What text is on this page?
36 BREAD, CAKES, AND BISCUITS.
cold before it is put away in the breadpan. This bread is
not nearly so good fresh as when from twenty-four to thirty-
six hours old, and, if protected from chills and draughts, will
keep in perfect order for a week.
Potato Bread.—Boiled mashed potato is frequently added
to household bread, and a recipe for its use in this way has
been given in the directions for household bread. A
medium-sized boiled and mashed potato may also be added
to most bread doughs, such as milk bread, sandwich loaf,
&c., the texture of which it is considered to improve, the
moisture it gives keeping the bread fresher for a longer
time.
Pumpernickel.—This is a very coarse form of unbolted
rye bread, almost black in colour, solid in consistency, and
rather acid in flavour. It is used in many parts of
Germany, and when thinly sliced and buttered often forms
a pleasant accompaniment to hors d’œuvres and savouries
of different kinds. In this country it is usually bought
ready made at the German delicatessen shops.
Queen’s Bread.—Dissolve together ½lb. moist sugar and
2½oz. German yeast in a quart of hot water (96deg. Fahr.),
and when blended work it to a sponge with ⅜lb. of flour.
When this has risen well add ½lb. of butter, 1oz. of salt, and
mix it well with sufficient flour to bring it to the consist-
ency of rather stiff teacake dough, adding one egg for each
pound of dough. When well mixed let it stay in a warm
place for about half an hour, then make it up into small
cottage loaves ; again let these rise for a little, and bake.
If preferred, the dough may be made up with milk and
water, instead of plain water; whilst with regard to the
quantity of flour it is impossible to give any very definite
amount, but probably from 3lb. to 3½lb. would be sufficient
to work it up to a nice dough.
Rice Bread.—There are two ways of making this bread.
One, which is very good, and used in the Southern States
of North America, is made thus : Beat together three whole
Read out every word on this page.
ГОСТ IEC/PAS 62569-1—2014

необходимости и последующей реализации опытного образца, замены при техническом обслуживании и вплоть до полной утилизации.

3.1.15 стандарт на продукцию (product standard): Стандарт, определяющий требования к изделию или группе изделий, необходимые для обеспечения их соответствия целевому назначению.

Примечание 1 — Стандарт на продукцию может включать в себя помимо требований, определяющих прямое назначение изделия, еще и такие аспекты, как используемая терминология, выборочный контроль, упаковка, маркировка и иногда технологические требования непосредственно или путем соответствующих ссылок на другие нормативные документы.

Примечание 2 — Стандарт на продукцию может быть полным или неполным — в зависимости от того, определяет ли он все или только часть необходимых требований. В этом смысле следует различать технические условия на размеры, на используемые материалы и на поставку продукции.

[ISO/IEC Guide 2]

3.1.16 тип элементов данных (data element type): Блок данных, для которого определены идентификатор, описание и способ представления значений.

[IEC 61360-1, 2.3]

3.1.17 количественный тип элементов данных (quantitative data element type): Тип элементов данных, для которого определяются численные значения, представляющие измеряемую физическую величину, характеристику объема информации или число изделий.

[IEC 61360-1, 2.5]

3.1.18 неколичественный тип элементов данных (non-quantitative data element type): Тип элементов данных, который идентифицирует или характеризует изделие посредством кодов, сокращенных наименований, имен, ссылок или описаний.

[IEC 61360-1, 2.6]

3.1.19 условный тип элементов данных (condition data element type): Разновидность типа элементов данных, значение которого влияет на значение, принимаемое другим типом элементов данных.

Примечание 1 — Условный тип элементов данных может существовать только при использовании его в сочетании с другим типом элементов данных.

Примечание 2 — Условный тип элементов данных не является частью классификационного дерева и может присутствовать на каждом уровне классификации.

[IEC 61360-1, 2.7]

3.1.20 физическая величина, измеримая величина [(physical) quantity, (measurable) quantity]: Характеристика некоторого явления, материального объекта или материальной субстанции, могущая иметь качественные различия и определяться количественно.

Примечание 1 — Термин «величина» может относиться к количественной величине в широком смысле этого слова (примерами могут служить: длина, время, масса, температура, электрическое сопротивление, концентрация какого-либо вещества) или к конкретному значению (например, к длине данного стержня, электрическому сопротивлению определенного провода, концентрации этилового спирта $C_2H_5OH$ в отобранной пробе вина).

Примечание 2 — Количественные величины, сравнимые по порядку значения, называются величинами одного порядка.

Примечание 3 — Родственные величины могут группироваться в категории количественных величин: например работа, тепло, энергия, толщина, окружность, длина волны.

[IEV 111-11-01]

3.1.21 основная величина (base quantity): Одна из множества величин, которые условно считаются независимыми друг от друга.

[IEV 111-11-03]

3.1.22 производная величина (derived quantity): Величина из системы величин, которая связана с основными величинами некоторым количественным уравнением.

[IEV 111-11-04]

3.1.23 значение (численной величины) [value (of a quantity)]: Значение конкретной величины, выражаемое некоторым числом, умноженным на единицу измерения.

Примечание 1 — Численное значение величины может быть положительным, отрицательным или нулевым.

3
..............................
▶ _STATED TASK_: Check each line above for the string "work" and show the ones that have it.

▶ _EXERCISE RESPONSE_:
and when blended work it to a sponge with ⅜lb. of flour.
to work it up to a nice dough.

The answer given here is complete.